#### [Task to carry out]
Work out how many lines in the entries below include the word "states". Give nothing but the number.

Dataset items
::::::::

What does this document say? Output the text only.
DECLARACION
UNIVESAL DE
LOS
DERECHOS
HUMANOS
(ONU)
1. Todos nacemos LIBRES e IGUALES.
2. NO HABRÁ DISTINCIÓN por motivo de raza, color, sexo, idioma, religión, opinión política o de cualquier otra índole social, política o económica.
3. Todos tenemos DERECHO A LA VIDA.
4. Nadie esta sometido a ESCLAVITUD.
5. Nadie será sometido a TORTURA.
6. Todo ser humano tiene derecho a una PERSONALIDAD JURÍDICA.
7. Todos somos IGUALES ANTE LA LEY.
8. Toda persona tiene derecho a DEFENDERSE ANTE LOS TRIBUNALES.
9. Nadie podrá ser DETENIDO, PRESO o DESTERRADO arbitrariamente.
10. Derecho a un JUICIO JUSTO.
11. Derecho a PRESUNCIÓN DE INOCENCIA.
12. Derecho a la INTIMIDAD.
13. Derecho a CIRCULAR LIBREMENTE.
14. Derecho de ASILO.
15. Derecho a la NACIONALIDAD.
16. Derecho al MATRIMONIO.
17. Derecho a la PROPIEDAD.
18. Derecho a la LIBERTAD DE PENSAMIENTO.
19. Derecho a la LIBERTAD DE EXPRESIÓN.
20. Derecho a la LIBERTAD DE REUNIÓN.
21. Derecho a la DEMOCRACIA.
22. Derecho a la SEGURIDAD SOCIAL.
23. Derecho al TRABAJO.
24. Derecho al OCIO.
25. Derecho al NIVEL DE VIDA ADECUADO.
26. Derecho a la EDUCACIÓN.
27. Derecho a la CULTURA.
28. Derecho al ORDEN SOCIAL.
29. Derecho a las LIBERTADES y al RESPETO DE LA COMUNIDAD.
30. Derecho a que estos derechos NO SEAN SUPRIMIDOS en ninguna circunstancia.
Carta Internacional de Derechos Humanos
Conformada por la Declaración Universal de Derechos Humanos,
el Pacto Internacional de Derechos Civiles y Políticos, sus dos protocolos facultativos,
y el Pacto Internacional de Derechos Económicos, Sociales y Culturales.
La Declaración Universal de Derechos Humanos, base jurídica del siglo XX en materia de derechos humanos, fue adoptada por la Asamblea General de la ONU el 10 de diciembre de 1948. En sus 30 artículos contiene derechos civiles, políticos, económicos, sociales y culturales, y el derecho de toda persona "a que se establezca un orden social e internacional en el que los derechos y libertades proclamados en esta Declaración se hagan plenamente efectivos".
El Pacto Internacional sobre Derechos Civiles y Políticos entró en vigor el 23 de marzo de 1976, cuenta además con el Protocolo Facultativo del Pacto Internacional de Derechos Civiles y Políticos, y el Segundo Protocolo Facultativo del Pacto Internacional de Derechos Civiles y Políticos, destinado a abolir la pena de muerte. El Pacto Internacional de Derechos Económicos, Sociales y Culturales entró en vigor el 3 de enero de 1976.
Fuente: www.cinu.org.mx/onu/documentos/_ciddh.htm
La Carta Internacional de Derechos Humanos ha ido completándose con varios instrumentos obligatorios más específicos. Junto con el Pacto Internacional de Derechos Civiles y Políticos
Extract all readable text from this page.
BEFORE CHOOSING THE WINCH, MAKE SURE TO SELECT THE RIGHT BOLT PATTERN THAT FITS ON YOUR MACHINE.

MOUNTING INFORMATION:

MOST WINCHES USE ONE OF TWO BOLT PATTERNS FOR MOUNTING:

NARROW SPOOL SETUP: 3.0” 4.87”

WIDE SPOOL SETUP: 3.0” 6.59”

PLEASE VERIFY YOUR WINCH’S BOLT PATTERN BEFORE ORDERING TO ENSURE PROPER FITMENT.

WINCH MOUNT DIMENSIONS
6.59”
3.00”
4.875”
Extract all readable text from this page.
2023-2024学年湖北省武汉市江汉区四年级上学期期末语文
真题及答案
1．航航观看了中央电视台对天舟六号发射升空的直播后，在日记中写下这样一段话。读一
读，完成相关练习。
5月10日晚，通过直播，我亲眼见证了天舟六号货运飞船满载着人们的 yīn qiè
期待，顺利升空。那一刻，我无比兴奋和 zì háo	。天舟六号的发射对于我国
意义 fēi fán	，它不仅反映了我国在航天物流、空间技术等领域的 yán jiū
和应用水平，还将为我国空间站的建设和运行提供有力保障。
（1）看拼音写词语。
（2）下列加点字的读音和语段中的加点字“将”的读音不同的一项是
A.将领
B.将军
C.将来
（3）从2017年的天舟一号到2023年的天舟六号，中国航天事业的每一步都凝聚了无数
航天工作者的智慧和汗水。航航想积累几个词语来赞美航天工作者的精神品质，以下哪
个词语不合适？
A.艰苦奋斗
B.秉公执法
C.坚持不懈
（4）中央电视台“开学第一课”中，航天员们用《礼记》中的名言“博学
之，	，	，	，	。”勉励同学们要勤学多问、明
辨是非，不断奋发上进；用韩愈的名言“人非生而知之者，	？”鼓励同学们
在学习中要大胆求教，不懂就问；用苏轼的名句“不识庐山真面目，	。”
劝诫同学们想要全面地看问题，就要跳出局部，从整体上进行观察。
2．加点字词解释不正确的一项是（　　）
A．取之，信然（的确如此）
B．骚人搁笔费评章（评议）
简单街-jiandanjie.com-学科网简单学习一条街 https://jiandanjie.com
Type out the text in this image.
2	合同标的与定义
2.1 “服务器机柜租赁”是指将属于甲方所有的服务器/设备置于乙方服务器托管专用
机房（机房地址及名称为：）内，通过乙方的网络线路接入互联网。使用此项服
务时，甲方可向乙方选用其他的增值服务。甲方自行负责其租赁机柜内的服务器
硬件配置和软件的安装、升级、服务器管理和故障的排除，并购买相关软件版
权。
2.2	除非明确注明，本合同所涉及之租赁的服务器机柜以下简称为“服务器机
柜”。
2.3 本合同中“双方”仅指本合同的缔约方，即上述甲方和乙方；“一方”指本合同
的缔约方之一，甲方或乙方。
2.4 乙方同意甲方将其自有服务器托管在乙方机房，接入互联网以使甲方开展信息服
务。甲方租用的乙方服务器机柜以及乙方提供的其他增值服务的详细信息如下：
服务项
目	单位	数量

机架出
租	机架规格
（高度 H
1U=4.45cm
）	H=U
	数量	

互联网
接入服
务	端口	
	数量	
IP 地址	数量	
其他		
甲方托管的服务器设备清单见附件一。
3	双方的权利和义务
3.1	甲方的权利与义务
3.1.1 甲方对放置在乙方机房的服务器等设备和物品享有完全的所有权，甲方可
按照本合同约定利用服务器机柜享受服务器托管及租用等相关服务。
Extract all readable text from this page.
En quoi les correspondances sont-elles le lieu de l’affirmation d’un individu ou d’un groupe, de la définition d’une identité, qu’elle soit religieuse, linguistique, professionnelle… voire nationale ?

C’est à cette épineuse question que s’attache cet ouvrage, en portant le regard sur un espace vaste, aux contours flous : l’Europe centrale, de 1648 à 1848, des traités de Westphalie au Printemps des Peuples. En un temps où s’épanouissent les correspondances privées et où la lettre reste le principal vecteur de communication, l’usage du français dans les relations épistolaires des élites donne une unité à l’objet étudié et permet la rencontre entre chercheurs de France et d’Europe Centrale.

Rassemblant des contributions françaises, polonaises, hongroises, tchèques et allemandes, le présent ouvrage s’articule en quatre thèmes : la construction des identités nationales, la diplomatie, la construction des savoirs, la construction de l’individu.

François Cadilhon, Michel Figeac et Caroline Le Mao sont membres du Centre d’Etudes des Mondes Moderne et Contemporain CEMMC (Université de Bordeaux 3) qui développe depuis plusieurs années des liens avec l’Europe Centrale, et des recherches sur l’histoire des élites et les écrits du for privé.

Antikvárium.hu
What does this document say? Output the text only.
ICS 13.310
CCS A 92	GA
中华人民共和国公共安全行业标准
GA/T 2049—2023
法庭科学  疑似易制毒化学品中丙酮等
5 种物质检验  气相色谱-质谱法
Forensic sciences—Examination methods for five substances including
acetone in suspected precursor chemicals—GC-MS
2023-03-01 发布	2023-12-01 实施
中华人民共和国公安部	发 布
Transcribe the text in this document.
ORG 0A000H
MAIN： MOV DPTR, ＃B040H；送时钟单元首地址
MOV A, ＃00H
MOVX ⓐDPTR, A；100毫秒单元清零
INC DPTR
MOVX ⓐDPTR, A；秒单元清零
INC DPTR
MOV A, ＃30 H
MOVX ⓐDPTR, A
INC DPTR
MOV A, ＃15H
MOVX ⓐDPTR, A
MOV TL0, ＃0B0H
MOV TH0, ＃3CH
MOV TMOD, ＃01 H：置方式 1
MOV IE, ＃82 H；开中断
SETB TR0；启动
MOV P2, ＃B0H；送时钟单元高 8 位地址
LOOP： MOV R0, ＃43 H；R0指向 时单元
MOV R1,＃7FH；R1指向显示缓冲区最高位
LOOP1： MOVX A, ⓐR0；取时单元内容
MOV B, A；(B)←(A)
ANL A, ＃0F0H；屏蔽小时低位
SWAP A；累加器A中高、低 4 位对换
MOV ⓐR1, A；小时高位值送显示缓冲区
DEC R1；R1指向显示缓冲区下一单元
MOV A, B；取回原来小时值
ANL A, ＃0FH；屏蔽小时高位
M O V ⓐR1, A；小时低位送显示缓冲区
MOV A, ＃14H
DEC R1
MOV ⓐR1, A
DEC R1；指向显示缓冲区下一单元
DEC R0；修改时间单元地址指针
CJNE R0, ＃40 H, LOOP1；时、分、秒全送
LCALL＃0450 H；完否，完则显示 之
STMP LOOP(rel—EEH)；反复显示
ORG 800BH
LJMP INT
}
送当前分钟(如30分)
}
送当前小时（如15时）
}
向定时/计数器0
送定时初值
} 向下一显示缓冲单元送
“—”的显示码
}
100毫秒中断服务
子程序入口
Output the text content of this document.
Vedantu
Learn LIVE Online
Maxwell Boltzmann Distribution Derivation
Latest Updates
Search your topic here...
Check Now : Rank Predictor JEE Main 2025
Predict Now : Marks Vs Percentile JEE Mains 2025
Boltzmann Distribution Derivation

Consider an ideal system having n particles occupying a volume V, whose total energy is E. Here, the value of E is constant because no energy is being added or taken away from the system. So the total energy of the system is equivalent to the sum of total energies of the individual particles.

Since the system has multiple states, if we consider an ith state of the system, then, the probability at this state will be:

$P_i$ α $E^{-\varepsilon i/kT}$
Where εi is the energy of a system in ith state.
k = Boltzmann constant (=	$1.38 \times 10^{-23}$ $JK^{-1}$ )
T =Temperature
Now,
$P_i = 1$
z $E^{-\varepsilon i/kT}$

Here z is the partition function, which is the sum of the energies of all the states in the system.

::::::::

#### [Output of the task]
2